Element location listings
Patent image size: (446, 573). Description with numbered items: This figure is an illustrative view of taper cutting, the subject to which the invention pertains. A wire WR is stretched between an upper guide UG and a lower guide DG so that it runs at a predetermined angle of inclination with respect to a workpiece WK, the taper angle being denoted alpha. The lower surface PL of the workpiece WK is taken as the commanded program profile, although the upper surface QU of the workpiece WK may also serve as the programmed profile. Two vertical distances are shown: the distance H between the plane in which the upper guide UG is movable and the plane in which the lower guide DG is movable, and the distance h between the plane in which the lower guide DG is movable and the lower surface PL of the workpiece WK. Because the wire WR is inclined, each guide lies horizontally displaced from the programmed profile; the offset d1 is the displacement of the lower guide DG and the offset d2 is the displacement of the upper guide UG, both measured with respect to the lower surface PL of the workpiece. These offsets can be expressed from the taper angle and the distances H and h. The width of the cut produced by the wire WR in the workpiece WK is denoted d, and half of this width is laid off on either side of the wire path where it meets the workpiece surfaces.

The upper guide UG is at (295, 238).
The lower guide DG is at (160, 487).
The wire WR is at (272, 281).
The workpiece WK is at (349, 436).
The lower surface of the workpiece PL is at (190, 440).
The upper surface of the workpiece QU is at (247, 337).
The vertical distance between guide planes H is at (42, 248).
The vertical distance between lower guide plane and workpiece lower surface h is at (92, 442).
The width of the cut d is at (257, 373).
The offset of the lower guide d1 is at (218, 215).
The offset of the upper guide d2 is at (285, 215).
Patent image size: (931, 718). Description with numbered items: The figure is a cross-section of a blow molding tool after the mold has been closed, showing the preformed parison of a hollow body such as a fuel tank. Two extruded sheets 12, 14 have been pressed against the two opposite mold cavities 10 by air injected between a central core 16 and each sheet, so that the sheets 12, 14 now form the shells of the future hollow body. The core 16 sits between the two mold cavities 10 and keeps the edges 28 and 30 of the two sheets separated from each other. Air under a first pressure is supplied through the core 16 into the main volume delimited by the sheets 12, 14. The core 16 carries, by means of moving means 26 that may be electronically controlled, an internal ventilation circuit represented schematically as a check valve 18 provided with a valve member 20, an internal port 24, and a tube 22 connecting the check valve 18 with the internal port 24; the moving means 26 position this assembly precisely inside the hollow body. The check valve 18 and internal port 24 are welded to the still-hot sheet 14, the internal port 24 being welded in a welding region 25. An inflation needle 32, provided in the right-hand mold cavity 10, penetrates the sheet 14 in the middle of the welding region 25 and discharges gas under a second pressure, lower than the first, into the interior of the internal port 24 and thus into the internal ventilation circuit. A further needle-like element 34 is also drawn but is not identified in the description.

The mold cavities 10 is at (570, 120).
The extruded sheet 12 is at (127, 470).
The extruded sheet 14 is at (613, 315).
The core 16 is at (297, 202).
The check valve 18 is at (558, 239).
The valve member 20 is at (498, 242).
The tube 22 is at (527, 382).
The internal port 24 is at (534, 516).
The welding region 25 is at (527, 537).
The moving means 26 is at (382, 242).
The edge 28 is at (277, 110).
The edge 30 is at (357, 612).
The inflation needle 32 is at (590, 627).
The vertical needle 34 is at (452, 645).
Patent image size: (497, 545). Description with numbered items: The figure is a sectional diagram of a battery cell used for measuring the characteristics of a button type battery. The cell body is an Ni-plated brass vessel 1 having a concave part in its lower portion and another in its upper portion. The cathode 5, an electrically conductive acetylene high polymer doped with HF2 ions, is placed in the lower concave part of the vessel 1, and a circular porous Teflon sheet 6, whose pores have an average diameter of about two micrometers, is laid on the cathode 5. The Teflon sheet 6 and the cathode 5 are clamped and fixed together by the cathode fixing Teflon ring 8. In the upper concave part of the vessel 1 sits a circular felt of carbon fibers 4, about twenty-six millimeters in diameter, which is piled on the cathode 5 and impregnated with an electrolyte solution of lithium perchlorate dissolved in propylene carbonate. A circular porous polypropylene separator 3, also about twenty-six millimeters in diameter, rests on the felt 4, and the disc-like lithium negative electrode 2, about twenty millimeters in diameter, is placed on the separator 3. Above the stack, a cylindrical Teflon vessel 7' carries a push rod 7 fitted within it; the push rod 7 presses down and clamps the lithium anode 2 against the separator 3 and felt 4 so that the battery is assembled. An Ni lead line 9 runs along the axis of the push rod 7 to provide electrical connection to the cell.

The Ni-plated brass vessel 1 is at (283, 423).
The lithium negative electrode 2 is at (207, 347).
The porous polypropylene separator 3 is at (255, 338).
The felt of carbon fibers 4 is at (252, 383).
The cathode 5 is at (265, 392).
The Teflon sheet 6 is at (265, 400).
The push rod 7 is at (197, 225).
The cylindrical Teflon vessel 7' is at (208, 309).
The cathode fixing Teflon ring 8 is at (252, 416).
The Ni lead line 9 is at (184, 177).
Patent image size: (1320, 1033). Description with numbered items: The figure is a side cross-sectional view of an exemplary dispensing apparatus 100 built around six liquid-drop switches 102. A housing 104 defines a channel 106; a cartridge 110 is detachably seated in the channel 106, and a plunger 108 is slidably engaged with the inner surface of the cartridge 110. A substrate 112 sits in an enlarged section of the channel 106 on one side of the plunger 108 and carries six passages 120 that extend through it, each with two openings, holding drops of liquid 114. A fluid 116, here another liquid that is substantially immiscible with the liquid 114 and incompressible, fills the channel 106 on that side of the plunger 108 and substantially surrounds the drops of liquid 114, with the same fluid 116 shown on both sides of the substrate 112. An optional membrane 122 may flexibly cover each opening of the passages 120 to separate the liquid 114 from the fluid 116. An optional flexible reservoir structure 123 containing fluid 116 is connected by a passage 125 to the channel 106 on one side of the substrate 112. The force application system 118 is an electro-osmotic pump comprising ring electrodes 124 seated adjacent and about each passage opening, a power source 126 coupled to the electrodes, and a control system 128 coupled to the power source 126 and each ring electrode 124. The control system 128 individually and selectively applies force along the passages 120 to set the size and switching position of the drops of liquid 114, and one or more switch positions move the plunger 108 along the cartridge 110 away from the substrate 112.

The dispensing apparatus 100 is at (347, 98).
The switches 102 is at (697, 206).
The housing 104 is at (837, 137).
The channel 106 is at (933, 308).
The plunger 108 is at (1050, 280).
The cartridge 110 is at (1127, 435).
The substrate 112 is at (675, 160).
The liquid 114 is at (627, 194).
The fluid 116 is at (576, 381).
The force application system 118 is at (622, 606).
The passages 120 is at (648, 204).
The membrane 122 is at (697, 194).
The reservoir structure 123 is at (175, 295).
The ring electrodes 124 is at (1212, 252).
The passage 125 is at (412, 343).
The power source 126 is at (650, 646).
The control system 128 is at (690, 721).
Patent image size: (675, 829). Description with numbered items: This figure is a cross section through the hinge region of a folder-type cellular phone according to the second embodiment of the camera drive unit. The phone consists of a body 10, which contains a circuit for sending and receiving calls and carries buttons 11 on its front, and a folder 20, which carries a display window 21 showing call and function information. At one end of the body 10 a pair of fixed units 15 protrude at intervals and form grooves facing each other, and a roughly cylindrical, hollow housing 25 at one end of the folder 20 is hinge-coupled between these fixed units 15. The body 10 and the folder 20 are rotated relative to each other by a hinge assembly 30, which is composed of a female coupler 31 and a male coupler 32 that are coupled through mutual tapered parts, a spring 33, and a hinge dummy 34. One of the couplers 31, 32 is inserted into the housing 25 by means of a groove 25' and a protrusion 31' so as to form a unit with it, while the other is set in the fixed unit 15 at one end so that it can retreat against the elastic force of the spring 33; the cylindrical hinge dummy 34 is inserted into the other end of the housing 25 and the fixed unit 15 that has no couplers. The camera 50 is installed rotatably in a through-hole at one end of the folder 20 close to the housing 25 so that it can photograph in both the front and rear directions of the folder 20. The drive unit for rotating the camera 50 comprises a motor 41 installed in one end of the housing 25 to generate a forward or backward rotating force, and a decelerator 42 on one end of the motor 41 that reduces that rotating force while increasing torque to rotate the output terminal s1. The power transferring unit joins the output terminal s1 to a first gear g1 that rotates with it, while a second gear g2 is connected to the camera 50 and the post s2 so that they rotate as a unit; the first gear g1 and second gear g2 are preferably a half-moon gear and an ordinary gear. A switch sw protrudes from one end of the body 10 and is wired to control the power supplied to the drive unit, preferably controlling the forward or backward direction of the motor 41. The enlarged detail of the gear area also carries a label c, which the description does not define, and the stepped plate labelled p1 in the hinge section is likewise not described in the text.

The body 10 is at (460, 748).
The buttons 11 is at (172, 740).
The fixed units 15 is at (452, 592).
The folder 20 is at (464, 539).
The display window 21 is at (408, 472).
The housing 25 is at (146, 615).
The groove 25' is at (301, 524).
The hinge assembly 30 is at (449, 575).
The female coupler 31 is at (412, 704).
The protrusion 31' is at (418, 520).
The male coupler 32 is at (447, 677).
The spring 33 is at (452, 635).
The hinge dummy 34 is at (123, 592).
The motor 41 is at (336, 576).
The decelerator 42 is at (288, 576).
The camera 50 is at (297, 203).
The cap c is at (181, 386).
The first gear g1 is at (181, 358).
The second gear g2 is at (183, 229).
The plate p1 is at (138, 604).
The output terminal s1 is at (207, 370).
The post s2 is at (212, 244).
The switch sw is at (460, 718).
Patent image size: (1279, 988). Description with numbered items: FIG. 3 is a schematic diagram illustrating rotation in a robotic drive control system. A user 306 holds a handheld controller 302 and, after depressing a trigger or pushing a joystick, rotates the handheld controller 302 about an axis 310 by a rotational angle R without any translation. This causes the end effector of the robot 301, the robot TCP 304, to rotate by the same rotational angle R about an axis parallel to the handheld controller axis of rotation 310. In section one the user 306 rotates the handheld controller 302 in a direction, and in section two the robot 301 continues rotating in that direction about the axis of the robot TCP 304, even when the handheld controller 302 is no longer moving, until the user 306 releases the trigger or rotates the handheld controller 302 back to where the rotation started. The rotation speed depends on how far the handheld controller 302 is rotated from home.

### Written exercise
Copy the items word for word, from the very start through the line containing "The lower surface of", including that line.

### In response
Patent image size: (446, 573). Description with numbered items: This figure is an illustrative view of taper cutting, the subject to which the invention pertains. A wire WR is stretched between an upper guide UG and a lower guide DG so that it runs at a predetermined angle of inclination with respect to a workpiece WK, the taper angle being denoted alpha. The lower surface PL of the workpiece WK is taken as the commanded program profile, although the upper surface QU of the workpiece WK may also serve as the programmed profile. Two vertical distances are shown: the distance H between the plane in which the upper guide UG is movable and the plane in which the lower guide DG is movable, and the distance h between the plane in which the lower guide DG is movable and the lower surface PL of the workpiece WK. Because the wire WR is inclined, each guide lies horizontally displaced from the programmed profile; the offset d1 is the displacement of the lower guide DG and the offset d2 is the displacement of the upper guide UG, both measured with respect to the lower surface PL of the workpiece. These offsets can be expressed from the taper angle and the distances H and h. The width of the cut produced by the wire WR in the workpiece WK is denoted d, and half of this width is laid off on either side of the wire path where it meets the workpiece surfaces.

The upper guide UG is at (295, 238).
The lower guide DG is at (160, 487).
The wire WR is at (272, 281).
The workpiece WK is at (349, 436).
The lower surface of the workpiece PL is at (190, 440).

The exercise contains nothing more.